• **Exercise instructions**
Repeat the data verbatim.
● ● ● ● ● ● ●
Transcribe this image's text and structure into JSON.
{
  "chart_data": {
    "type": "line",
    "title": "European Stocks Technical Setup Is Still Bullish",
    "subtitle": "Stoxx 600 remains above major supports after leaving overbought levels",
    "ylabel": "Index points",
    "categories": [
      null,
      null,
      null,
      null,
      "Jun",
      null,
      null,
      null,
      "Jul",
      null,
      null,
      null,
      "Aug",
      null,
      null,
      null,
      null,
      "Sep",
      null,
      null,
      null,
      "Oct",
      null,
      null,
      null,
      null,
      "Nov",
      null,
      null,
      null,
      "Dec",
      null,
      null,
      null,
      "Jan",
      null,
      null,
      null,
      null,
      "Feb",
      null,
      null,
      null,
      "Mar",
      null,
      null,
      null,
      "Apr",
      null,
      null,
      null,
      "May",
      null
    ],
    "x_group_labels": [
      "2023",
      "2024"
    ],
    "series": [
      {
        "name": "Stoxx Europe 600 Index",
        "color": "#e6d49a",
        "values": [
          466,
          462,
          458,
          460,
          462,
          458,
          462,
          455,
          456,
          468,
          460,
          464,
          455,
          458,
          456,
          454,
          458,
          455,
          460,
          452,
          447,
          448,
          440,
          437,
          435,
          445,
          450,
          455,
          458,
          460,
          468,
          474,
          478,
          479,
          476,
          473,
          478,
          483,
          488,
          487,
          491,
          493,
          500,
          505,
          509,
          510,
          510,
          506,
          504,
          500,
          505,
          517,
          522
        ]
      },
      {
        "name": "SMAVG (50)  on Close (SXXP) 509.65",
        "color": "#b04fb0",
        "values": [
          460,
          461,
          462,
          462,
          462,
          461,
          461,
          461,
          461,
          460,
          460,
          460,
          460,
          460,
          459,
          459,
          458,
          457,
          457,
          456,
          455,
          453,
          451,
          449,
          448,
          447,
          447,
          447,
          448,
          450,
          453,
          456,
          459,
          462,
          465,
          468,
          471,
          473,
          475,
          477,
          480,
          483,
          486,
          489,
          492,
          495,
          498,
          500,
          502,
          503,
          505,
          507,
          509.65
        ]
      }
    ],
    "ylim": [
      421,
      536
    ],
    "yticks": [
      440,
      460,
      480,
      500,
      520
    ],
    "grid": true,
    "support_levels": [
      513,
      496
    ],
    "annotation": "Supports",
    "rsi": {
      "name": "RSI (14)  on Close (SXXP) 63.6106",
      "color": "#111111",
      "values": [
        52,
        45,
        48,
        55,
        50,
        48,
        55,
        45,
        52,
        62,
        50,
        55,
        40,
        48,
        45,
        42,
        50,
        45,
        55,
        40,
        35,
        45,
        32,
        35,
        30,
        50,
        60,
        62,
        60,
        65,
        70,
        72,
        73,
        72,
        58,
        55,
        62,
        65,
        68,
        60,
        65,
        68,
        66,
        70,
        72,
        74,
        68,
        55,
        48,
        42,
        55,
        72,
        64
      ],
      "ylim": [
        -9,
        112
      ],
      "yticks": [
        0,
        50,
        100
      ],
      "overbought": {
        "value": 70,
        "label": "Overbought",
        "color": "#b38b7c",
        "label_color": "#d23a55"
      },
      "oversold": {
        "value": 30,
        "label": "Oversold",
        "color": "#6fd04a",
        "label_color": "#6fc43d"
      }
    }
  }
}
● ● ● ● ● ● ●
• **Complete output**
Transcribe this image's text and structure into JSON.
{
  "chart_data": {
    "type": "line",
    "title": "European Stocks Technical Setup Is Still Bullish",
    "subtitle": "Stoxx 600 remains above major supports after leaving overbought levels",
    "ylabel": "Index points",
    "categories": [
      null,
      null,
      null,
      null,
      "Jun",
      null,
      null,
      null,
      "Jul",
      null,
      null,
      null,
      "Aug",
      null,
      null,
      null,
      null,
      "Sep",
      null,
      null,
      null,
      "Oct",
      null,
      null,
      null,
      null,
      "Nov",
      null,
      null,
      null,
      "Dec",
      null,
      null,
      null,
      "Jan",
      null,
      null,
      null,
      null,
      "Feb",
      null,
      null,
      null,
      "Mar",
      null,
      null,
      null,
      "Apr",
      null,
      null,
      null,
      "May",
      null
    ],
    "x_group_labels": [
      "2023",
      "2024"
    ],
    "series": [
      {
        "name": "Stoxx Europe 600 Index",
        "color": "#e6d49a",
        "values": [
          466,
          462,
          458,
          460,
          462,
          458,
          462,
          455,
          456,
          468,
          460,
          464,
          455,
          458,
          456,
          454,
          458,
          455,
          460,
          452,
          447,
          448,
          440,
          437,
          435,
          445,
          450,
          455,
          458,
          460,
          468,
          474,
          478,
          479,
          476,
          473,
          478,
          483,
          488,
          487,
          491,
          493,
          500,
          505,
          509,
          510,
          510,
          506,
          504,
          500,
          505,
          517,
          522
        ]
      },
      {
        "name": "SMAVG (50)  on Close (SXXP) 509.65",
        "color": "#b04fb0",
        "values": [
          460,
          461,
          462,
          462,
          462,
          461,
          461,
          461,
          461,
          460,
          460,
          460,
          460,
          460,
          459,
          459,
          458,
          457,
          457,
          456,
          455,
          453,
          451,
          449,
          448,
          447,
          447,
          447,
          448,
          450,
          453,
          456,
          459,
          462,
          465,
          468,
          471,
          473,
          475,
          477,
          480,
          483,
          486,
          489,
          492,
          495,
          498,
          500,
          502,
          503,
          505,
          507,
          509.65
        ]
      }
    ],
    "ylim": [
      421,
      536
    ],
    "yticks": [
      440,
      460,
      480,
      500,
      520
    ],
    "grid": true,
    "support_levels": [
      513,
      496
    ],
    "annotation": "Supports",
    "rsi": {
      "name": "RSI (14)  on Close (SXXP) 63.6106",
      "color": "#111111",
      "values": [
        52,
        45,
        48,
        55,
        50,
        48,
        55,
        45,
        52,
        62,
        50,
        55,
        40,
        48,
        45,
        42,
        50,
        45,
        55,
        40,
        35,
        45,
        32,
        35,
        30,
        50,
        60,
        62,
        60,
        65,
        70,
        72,
        73,
        72,
        58,
        55,
        62,
        65,
        68,
        60,
        65,
        68,
        66,
        70,
        72,
        74,
        68,
        55,
        48,
        42,
        55,
        72,
        64
      ],
      "ylim": [
        -9,
        112
      ],
      "yticks": [
        0,
        50,
        100
      ],
      "overbought": {
        "value": 70,
        "label": "Overbought",
        "color": "#b38b7c",
        "label_color": "#d23a55"
      },
      "oversold": {
        "value": 30,
        "label": "Oversold",
        "color": "#6fd04a",
        "label_color": "#6fc43d"
      }
    }
  }
}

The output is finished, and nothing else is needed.